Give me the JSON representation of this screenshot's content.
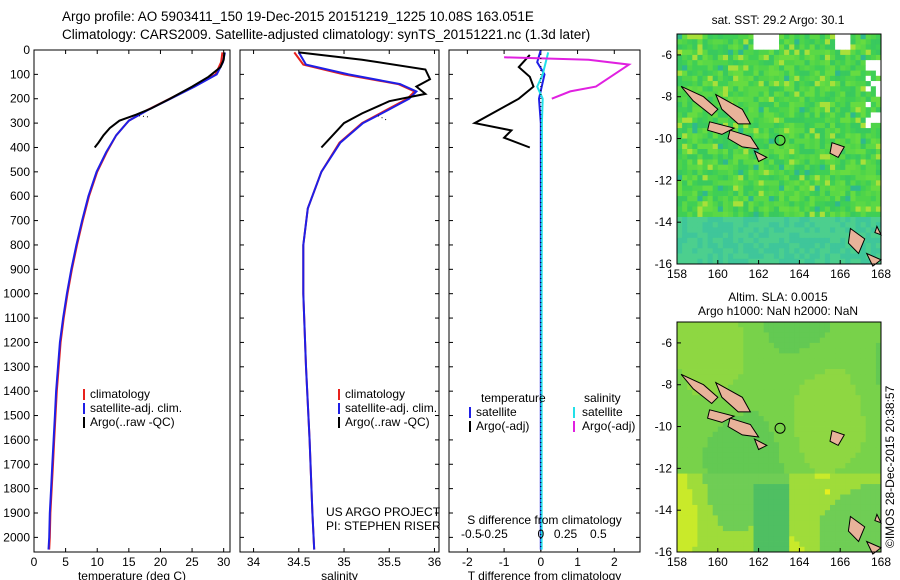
{
  "title_line1": "Argo profile: AO 5903411_150 19-Dec-2015 20151219_1225 10.08S 163.051E",
  "title_line2": "Climatology: CARS2009. Satellite-adjusted climatology: synTS_20151221.nc (1.3d later)",
  "sst_title": "sat. SST: 29.2 Argo: 30.1",
  "sla_title_1": "Altim. SLA: 0.0015",
  "sla_title_2": "Argo h1000: NaN h2000: NaN",
  "stamp": "©IMOS 28-Dec-2015 20:38:57",
  "colors": {
    "climatology": "#e8211d",
    "satellite": "#1f1fe6",
    "argo": "#000000",
    "sat_sal": "#22e0e8",
    "argo_sal": "#e020e0"
  },
  "chart_data": [
    {
      "type": "line",
      "id": "temperature",
      "xlabel": "temperature (deg C)",
      "ylabel": "",
      "xlim": [
        0,
        31
      ],
      "ylim": [
        2060,
        0
      ],
      "xticks": [
        0,
        5,
        10,
        15,
        20,
        25,
        30
      ],
      "yticks": [
        0,
        100,
        200,
        300,
        400,
        500,
        600,
        700,
        800,
        900,
        1000,
        1100,
        1200,
        1300,
        1400,
        1500,
        1600,
        1700,
        1800,
        1900,
        2000
      ],
      "legend": {
        "placement": "lower-left",
        "entries": [
          "climatology",
          "satellite-adj. clim.",
          "Argo(..raw -QC)"
        ]
      },
      "series": [
        {
          "name": "climatology",
          "color": "#e8211d",
          "points": [
            [
              29.8,
              10
            ],
            [
              29.6,
              50
            ],
            [
              28.7,
              100
            ],
            [
              25.2,
              150
            ],
            [
              21.5,
              200
            ],
            [
              18,
              245
            ],
            [
              15,
              290
            ],
            [
              13,
              350
            ],
            [
              11.5,
              420
            ],
            [
              10,
              500
            ],
            [
              8.7,
              600
            ],
            [
              7.7,
              700
            ],
            [
              6.8,
              800
            ],
            [
              6.0,
              900
            ],
            [
              5.3,
              1000
            ],
            [
              4.7,
              1100
            ],
            [
              4.2,
              1200
            ],
            [
              3.9,
              1300
            ],
            [
              3.6,
              1400
            ],
            [
              3.4,
              1500
            ],
            [
              3.2,
              1600
            ],
            [
              3.0,
              1700
            ],
            [
              2.8,
              1800
            ],
            [
              2.6,
              1900
            ],
            [
              2.5,
              2000
            ],
            [
              2.4,
              2050
            ]
          ]
        },
        {
          "name": "satellite-adj. clim.",
          "color": "#1f1fe6",
          "points": [
            [
              30.2,
              10
            ],
            [
              29.9,
              50
            ],
            [
              28.9,
              100
            ],
            [
              25.4,
              150
            ],
            [
              21.6,
              200
            ],
            [
              18.1,
              245
            ],
            [
              15,
              290
            ],
            [
              13,
              350
            ],
            [
              11.4,
              420
            ],
            [
              9.9,
              500
            ],
            [
              8.6,
              600
            ],
            [
              7.6,
              700
            ],
            [
              6.7,
              800
            ],
            [
              5.9,
              900
            ],
            [
              5.2,
              1000
            ],
            [
              4.6,
              1100
            ],
            [
              4.1,
              1200
            ],
            [
              3.8,
              1300
            ],
            [
              3.5,
              1400
            ],
            [
              3.3,
              1500
            ],
            [
              3.1,
              1600
            ],
            [
              2.9,
              1700
            ],
            [
              2.7,
              1800
            ],
            [
              2.5,
              1900
            ],
            [
              2.4,
              2000
            ],
            [
              2.3,
              2050
            ]
          ]
        },
        {
          "name": "Argo(..raw -QC)",
          "color": "#000000",
          "points": [
            [
              30.1,
              10
            ],
            [
              30.0,
              40
            ],
            [
              29.5,
              70
            ],
            [
              27.6,
              110
            ],
            [
              25,
              150
            ],
            [
              21.5,
              200
            ],
            [
              18.5,
              240
            ],
            [
              16.2,
              265
            ],
            [
              13.5,
              290
            ],
            [
              12,
              320
            ],
            [
              11,
              350
            ],
            [
              10.2,
              380
            ],
            [
              9.6,
              400
            ]
          ]
        }
      ]
    },
    {
      "type": "line",
      "id": "salinity",
      "xlabel": "salinity",
      "xlim": [
        33.85,
        36.05
      ],
      "ylim": [
        2060,
        0
      ],
      "xticks": [
        34,
        34.5,
        35,
        35.5,
        36
      ],
      "legend": {
        "placement": "lower-right",
        "entries": [
          "climatology",
          "satellite-adj. clim.",
          "Argo(..raw -QC)"
        ]
      },
      "annotations": [
        "US ARGO PROJECT",
        "PI: STEPHEN RISER"
      ],
      "series": [
        {
          "name": "climatology",
          "color": "#e8211d",
          "points": [
            [
              34.45,
              10
            ],
            [
              34.55,
              60
            ],
            [
              35.0,
              100
            ],
            [
              35.6,
              140
            ],
            [
              35.78,
              170
            ],
            [
              35.7,
              200
            ],
            [
              35.45,
              250
            ],
            [
              35.2,
              300
            ],
            [
              34.95,
              380
            ],
            [
              34.75,
              500
            ],
            [
              34.6,
              650
            ],
            [
              34.55,
              800
            ],
            [
              34.55,
              1000
            ],
            [
              34.58,
              1300
            ],
            [
              34.62,
              1600
            ],
            [
              34.65,
              1900
            ],
            [
              34.67,
              2050
            ]
          ]
        },
        {
          "name": "satellite-adj. clim.",
          "color": "#1f1fe6",
          "points": [
            [
              34.5,
              10
            ],
            [
              34.58,
              60
            ],
            [
              35.05,
              100
            ],
            [
              35.62,
              140
            ],
            [
              35.8,
              170
            ],
            [
              35.72,
              200
            ],
            [
              35.47,
              250
            ],
            [
              35.21,
              300
            ],
            [
              34.96,
              380
            ],
            [
              34.75,
              500
            ],
            [
              34.6,
              650
            ],
            [
              34.55,
              800
            ],
            [
              34.55,
              1000
            ],
            [
              34.58,
              1300
            ],
            [
              34.62,
              1600
            ],
            [
              34.65,
              1900
            ],
            [
              34.67,
              2050
            ]
          ]
        },
        {
          "name": "Argo(..raw -QC)",
          "color": "#000000",
          "points": [
            [
              34.5,
              10
            ],
            [
              35.2,
              40
            ],
            [
              35.9,
              80
            ],
            [
              35.95,
              120
            ],
            [
              35.8,
              150
            ],
            [
              35.9,
              180
            ],
            [
              35.5,
              210
            ],
            [
              35.2,
              260
            ],
            [
              35.0,
              300
            ],
            [
              34.85,
              360
            ],
            [
              34.75,
              400
            ]
          ]
        }
      ]
    },
    {
      "type": "line",
      "id": "difference",
      "xlabel": "T difference from climatology",
      "xlabel_top": "S difference from climatology",
      "xlim": [
        -2.5,
        2.7
      ],
      "ylim": [
        2060,
        0
      ],
      "xticks": [
        -2,
        -1,
        0,
        1,
        2
      ],
      "s_ticks": [
        "-0.5",
        "-0.25",
        "0",
        "0.25",
        "0.5"
      ],
      "legend": {
        "placement": "top",
        "groups": [
          {
            "title": "temperature",
            "entries": [
              "satellite",
              "Argo(-adj)"
            ]
          },
          {
            "title": "salinity",
            "entries": [
              "satellite",
              "Argo(-adj)"
            ]
          }
        ]
      },
      "series": [
        {
          "name": "temperature satellite",
          "color": "#1f1fe6",
          "points": [
            [
              0,
              0
            ],
            [
              -0.1,
              50
            ],
            [
              0.1,
              100
            ],
            [
              -0.05,
              200
            ],
            [
              0,
              300
            ],
            [
              0,
              500
            ],
            [
              0,
              1000
            ],
            [
              0,
              2050
            ]
          ]
        },
        {
          "name": "temperature Argo(-adj)",
          "color": "#000000",
          "points": [
            [
              -0.3,
              20
            ],
            [
              -0.6,
              70
            ],
            [
              -0.3,
              110
            ],
            [
              -0.2,
              150
            ],
            [
              -0.6,
              200
            ],
            [
              -1.2,
              250
            ],
            [
              -1.8,
              300
            ],
            [
              -0.8,
              330
            ],
            [
              -1.0,
              360
            ],
            [
              -0.3,
              400
            ]
          ]
        },
        {
          "name": "salinity satellite",
          "color": "#22e0e8",
          "points": [
            [
              0.2,
              10
            ],
            [
              0.05,
              100
            ],
            [
              -0.1,
              150
            ],
            [
              0.05,
              200
            ],
            [
              0.03,
              300
            ],
            [
              0.03,
              500
            ],
            [
              0.02,
              1000
            ],
            [
              0.02,
              2050
            ]
          ]
        },
        {
          "name": "salinity Argo(-adj)",
          "color": "#e020e0",
          "points": [
            [
              -1.0,
              30
            ],
            [
              1.3,
              40
            ],
            [
              2.4,
              60
            ],
            [
              1.5,
              150
            ],
            [
              0.8,
              170
            ],
            [
              0.3,
              200
            ]
          ]
        }
      ]
    },
    {
      "type": "heatmap",
      "id": "sst-map",
      "title": "sat. SST: 29.2 Argo: 30.1",
      "xlim": [
        158,
        168
      ],
      "ylim": [
        -16,
        -5
      ],
      "xticks": [
        158,
        160,
        162,
        164,
        166,
        168
      ],
      "yticks": [
        -6,
        -8,
        -10,
        -12,
        -14,
        -16
      ],
      "marker": {
        "lon": 163.051,
        "lat": -10.08
      }
    },
    {
      "type": "heatmap",
      "id": "sla-map",
      "title": "Altim. SLA: 0.0015",
      "subtitle": "Argo h1000: NaN h2000: NaN",
      "xlim": [
        158,
        168
      ],
      "ylim": [
        -16,
        -5
      ],
      "xticks": [
        158,
        160,
        162,
        164,
        166,
        168
      ],
      "yticks": [
        -6,
        -8,
        -10,
        -12,
        -14,
        -16
      ],
      "marker": {
        "lon": 163.051,
        "lat": -10.08
      }
    }
  ]
}
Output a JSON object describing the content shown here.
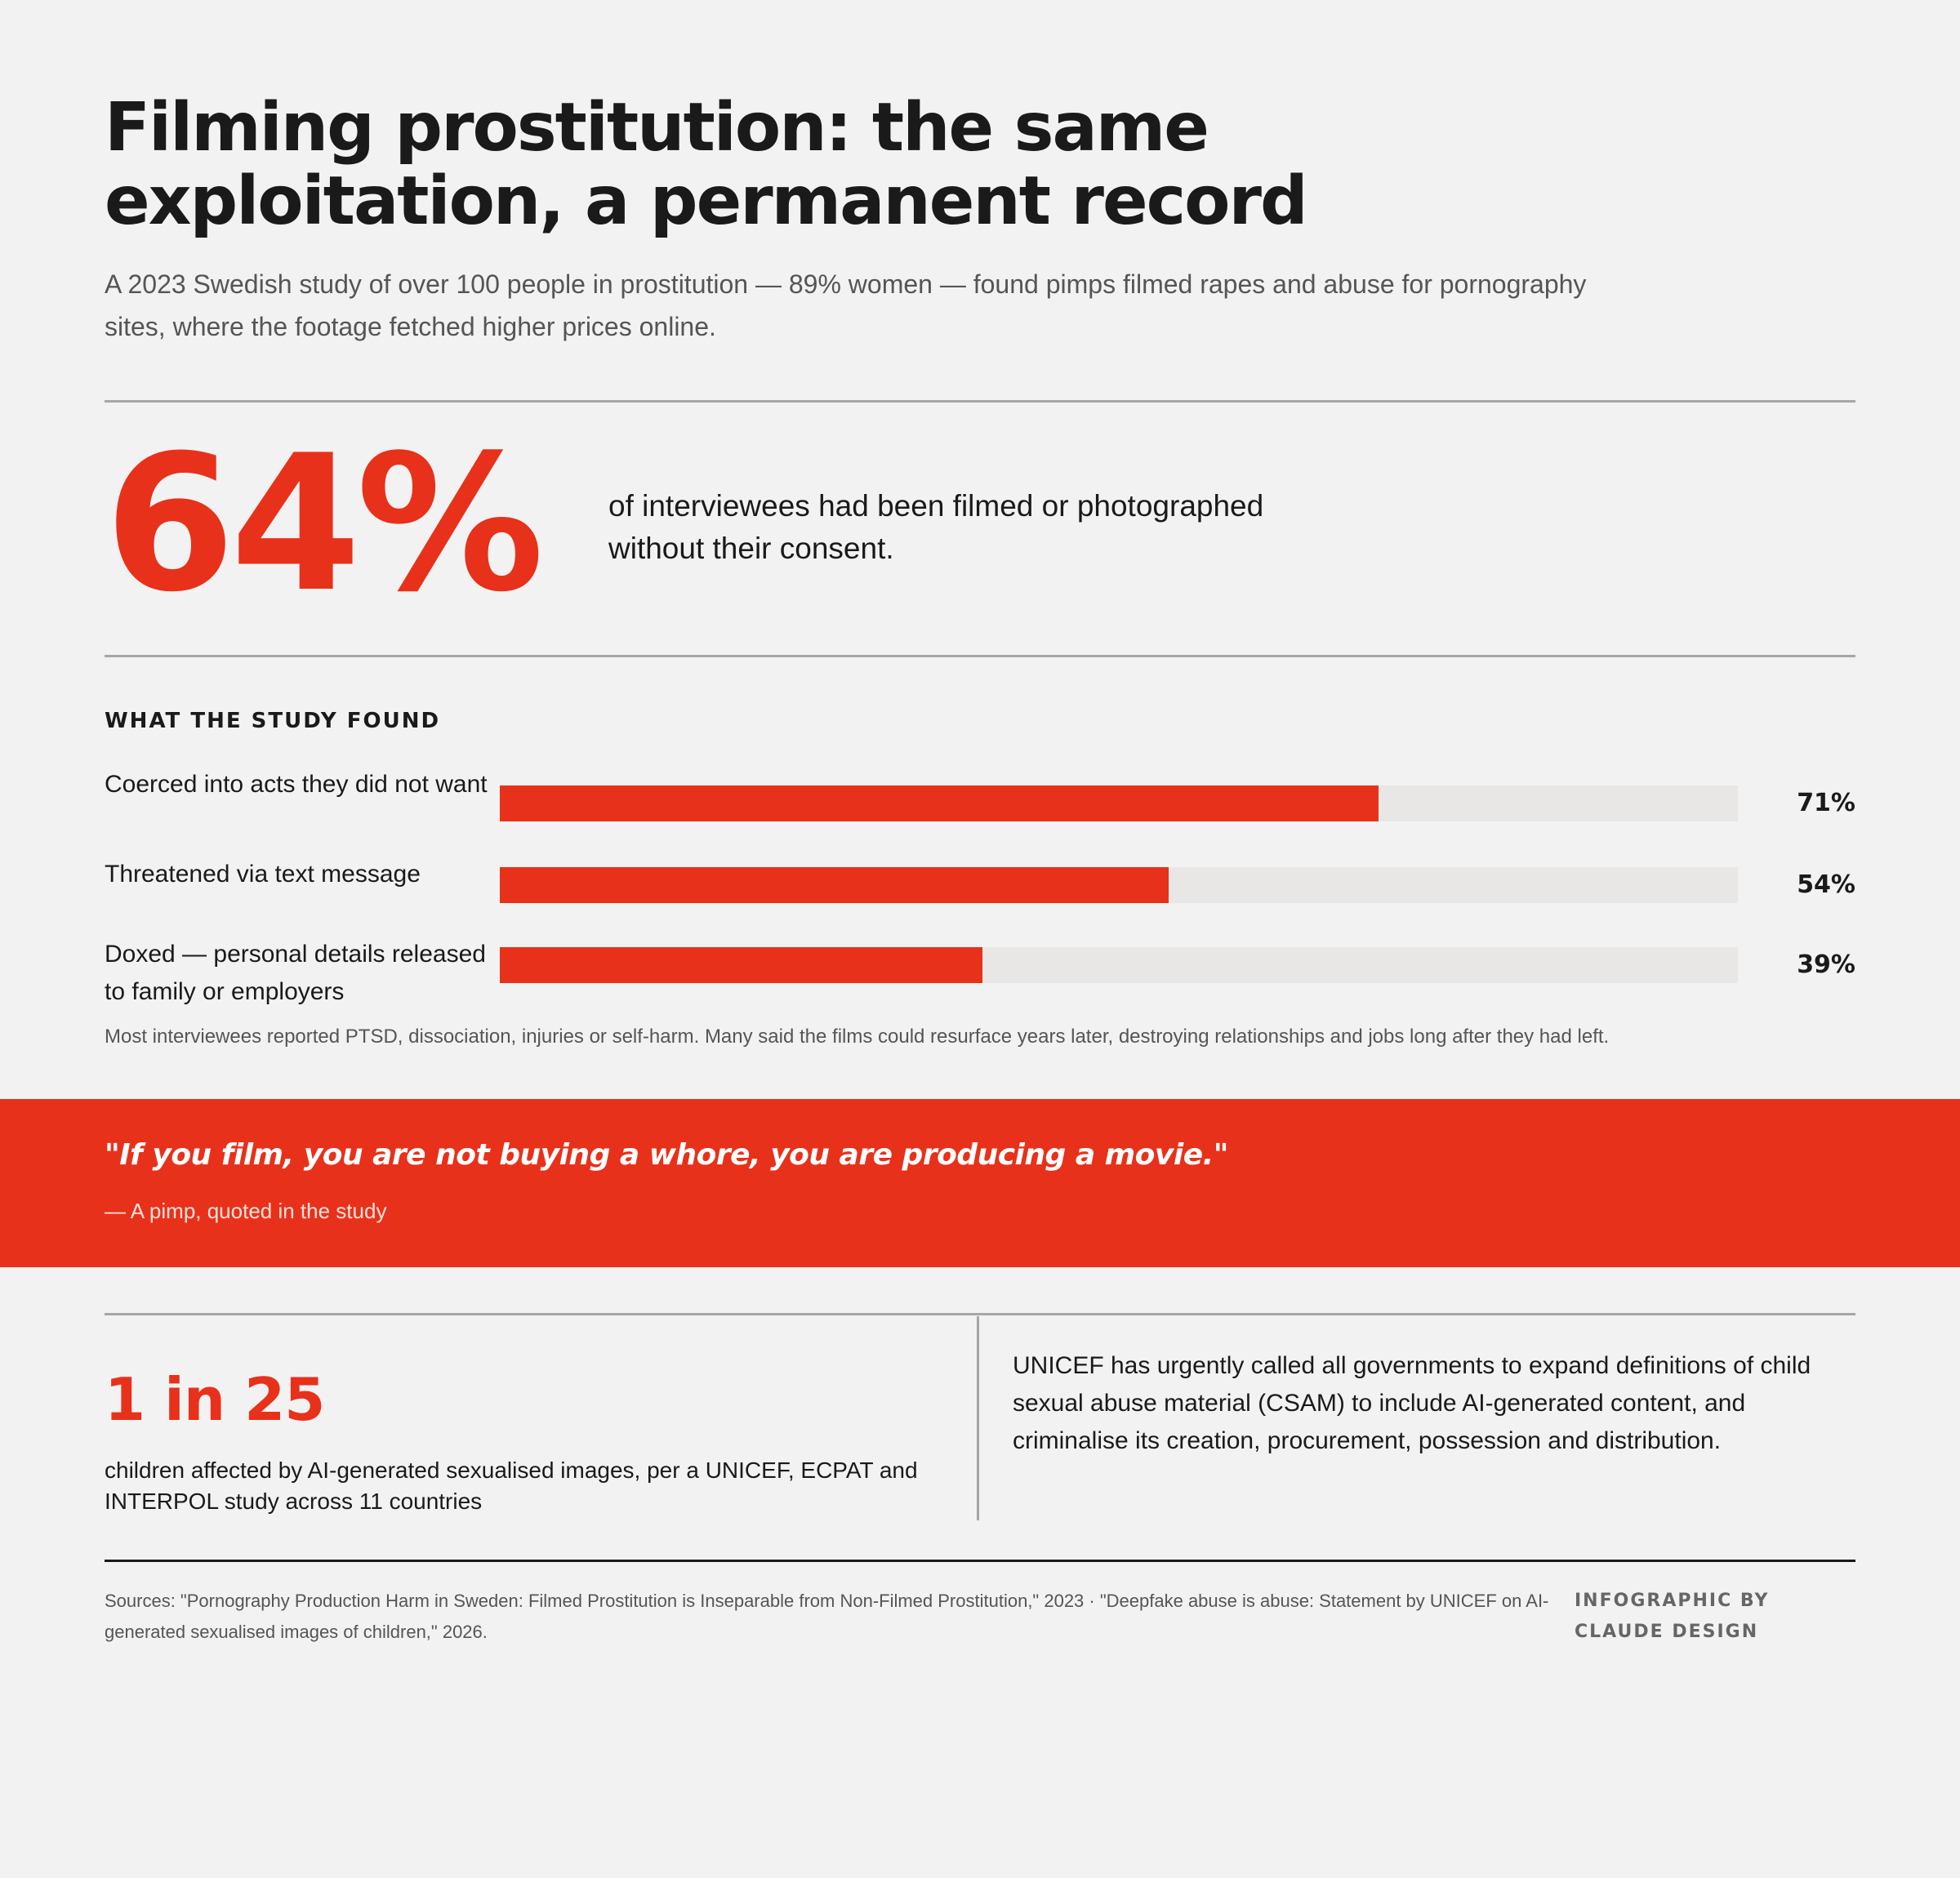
{
  "header": {
    "title": "Filming prostitution: the same exploitation, a permanent record",
    "subtitle": "A 2023 Swedish study of over 100 people in prostitution — 89% women — found pimps filmed rapes and abuse for pornography sites, where the footage fetched higher prices online."
  },
  "headline_stat": {
    "value": "64%",
    "description": "of interviewees had been filmed or photographed without their consent."
  },
  "chart_data": {
    "type": "bar",
    "orientation": "horizontal",
    "title": "WHAT THE STUDY FOUND",
    "categories": [
      "Coerced into acts they did not want",
      "Threatened via text message",
      "Doxed — personal details released to family or employers"
    ],
    "values": [
      71,
      54,
      39
    ],
    "value_labels": [
      "71%",
      "54%",
      "39%"
    ],
    "xlim": [
      0,
      100
    ],
    "grid": false,
    "colors": {
      "fill": "#e8311a",
      "track": "#e9e7e5"
    }
  },
  "note": "Most interviewees reported PTSD, dissociation, injuries or self-harm. Many said the films could resurface years later, destroying relationships and jobs long after they had left.",
  "quote": {
    "text": "\"If you film, you are not buying a whore, you are producing a movie.\"",
    "attribution": "— A pimp, quoted in the study"
  },
  "secondary_stat": {
    "value": "1 in 25",
    "description": "children affected by AI-generated sexualised images, per a UNICEF, ECPAT and INTERPOL study across 11 countries"
  },
  "unicef_statement": "UNICEF has urgently called all governments to expand definitions of child sexual abuse material (CSAM) to include AI-generated content, and criminalise its creation, procurement, possession and distribution.",
  "footer": {
    "sources": "Sources: \"Pornography Production Harm in Sweden: Filmed Prostitution is Inseparable from Non-Filmed Prostitution,\" 2023 · \"Deepfake abuse is abuse: Statement by UNICEF on AI-generated sexualised images of children,\" 2026.",
    "credit": "Infographic by Claude Design"
  },
  "colors": {
    "accent": "#e8311a",
    "background": "#f2f2f2",
    "text": "#1a1a1a",
    "muted": "#555555"
  }
}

**The problem:** State the number of lines in the records that include "difference", and write nothing else.

**Full output:** 3